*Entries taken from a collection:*
[start]

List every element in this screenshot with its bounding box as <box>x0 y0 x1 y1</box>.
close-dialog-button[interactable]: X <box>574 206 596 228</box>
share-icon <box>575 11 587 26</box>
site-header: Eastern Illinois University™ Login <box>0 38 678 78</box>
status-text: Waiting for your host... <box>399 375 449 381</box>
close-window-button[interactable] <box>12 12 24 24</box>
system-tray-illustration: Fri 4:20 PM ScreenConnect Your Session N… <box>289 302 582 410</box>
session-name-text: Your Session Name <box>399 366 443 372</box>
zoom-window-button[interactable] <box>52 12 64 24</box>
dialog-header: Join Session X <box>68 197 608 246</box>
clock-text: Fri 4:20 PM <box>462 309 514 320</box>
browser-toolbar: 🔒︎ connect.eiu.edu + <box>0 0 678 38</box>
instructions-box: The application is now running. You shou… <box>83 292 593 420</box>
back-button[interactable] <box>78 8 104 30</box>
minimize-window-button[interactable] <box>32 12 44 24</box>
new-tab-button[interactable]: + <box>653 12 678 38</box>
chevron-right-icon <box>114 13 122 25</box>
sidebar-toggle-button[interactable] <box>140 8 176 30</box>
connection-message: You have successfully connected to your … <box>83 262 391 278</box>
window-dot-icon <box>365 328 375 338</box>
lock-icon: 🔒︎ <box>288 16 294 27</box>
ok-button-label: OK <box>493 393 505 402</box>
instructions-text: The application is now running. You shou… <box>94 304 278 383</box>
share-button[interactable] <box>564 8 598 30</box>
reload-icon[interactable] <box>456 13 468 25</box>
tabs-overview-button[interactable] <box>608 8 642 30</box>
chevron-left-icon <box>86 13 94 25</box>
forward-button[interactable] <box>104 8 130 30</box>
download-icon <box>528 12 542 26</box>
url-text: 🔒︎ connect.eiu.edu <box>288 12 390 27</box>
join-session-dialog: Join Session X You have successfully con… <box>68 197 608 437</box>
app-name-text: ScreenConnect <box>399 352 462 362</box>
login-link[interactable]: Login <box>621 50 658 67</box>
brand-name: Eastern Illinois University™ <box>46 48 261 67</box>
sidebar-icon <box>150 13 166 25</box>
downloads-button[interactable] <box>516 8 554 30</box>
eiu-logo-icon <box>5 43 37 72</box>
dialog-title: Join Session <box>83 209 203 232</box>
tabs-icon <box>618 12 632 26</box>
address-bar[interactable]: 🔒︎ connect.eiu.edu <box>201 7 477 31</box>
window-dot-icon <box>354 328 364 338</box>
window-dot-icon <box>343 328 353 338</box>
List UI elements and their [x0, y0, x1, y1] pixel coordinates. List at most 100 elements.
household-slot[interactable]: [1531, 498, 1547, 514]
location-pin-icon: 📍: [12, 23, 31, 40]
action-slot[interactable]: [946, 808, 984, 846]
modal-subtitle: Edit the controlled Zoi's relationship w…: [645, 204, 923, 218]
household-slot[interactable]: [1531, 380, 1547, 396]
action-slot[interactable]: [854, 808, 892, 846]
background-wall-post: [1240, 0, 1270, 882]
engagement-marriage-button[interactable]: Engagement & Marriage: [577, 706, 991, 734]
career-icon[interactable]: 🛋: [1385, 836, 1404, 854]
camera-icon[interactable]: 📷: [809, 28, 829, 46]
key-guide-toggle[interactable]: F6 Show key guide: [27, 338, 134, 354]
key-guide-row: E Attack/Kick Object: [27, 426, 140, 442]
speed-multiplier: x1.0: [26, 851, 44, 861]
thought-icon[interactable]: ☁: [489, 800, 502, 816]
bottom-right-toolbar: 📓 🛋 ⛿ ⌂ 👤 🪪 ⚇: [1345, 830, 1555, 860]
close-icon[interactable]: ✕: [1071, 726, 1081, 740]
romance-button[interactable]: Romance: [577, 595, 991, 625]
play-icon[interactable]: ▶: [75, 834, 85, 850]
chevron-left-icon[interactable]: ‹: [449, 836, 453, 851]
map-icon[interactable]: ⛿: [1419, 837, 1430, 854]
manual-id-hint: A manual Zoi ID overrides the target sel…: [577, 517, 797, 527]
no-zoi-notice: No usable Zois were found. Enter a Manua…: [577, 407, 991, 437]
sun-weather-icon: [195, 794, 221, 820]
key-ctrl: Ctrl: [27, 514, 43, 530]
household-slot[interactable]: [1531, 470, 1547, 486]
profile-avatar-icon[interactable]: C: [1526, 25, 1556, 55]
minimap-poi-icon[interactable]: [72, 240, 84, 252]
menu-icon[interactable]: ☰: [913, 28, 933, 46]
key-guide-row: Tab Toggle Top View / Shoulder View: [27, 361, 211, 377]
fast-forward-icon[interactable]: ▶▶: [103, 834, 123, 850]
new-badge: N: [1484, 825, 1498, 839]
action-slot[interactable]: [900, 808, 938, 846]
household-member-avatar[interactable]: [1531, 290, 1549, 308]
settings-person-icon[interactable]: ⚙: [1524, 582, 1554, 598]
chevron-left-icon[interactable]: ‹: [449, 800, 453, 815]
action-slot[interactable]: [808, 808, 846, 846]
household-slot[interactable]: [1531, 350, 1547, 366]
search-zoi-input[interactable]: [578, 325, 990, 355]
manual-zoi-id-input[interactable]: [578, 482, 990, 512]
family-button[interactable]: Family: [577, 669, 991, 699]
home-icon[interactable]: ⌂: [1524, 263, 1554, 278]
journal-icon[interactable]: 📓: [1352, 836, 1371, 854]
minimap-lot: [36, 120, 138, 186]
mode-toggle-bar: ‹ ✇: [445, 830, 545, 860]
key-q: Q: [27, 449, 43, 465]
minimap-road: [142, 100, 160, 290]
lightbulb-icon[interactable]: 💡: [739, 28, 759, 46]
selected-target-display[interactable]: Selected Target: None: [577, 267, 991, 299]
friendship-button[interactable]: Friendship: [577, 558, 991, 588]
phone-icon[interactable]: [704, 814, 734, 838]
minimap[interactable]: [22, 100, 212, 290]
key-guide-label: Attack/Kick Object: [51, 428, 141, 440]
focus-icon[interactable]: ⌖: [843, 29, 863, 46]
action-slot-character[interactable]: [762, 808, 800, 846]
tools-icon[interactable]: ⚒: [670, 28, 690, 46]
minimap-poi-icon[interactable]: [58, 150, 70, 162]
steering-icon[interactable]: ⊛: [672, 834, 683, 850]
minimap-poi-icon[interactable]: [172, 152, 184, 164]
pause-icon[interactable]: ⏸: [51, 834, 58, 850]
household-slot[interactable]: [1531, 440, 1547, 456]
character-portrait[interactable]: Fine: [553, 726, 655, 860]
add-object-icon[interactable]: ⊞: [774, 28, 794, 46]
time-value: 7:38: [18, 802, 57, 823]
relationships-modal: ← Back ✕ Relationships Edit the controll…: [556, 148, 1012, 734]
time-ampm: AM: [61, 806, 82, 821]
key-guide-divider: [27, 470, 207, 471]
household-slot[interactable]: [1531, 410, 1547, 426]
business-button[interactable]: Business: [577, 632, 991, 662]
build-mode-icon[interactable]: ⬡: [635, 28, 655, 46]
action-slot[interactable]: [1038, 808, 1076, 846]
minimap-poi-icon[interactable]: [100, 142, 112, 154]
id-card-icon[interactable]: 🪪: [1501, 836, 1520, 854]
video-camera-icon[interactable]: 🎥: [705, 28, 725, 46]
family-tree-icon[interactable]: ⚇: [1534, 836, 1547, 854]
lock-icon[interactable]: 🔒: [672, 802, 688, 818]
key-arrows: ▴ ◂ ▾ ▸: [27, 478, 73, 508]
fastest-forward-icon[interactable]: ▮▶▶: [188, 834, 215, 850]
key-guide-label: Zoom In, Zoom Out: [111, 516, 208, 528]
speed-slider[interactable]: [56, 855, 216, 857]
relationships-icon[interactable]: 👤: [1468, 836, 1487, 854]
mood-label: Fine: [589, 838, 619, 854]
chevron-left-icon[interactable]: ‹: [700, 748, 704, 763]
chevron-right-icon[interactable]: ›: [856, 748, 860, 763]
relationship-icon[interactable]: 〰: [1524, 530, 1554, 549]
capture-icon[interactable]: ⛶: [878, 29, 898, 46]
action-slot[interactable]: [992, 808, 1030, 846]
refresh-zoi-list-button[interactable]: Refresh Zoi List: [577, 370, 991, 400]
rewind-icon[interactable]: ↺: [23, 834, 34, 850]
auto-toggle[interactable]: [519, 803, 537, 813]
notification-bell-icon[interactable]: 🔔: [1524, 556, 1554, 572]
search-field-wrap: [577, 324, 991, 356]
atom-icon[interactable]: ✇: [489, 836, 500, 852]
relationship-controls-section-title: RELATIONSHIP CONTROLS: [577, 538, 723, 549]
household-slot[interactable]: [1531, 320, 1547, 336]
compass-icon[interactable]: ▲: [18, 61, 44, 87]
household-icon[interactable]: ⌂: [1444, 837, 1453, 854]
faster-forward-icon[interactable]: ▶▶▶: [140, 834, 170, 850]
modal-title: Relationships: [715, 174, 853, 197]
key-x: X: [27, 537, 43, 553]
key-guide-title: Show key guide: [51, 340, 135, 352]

[end]

*Problem requirements:* Reproduce word for word the stretch of the records from their very start through the line that contains "dialog-header: Join Session".

*Exercise output:*
List every element in this screenshot with its bounding box as <box>x0 y0 x1 y1</box>.
close-dialog-button[interactable]: X <box>574 206 596 228</box>
share-icon <box>575 11 587 26</box>
site-header: Eastern Illinois University™ Login <box>0 38 678 78</box>
status-text: Waiting for your host... <box>399 375 449 381</box>
close-window-button[interactable] <box>12 12 24 24</box>
system-tray-illustration: Fri 4:20 PM ScreenConnect Your Session N… <box>289 302 582 410</box>
session-name-text: Your Session Name <box>399 366 443 372</box>
zoom-window-button[interactable] <box>52 12 64 24</box>
dialog-header: Join Session X <box>68 197 608 246</box>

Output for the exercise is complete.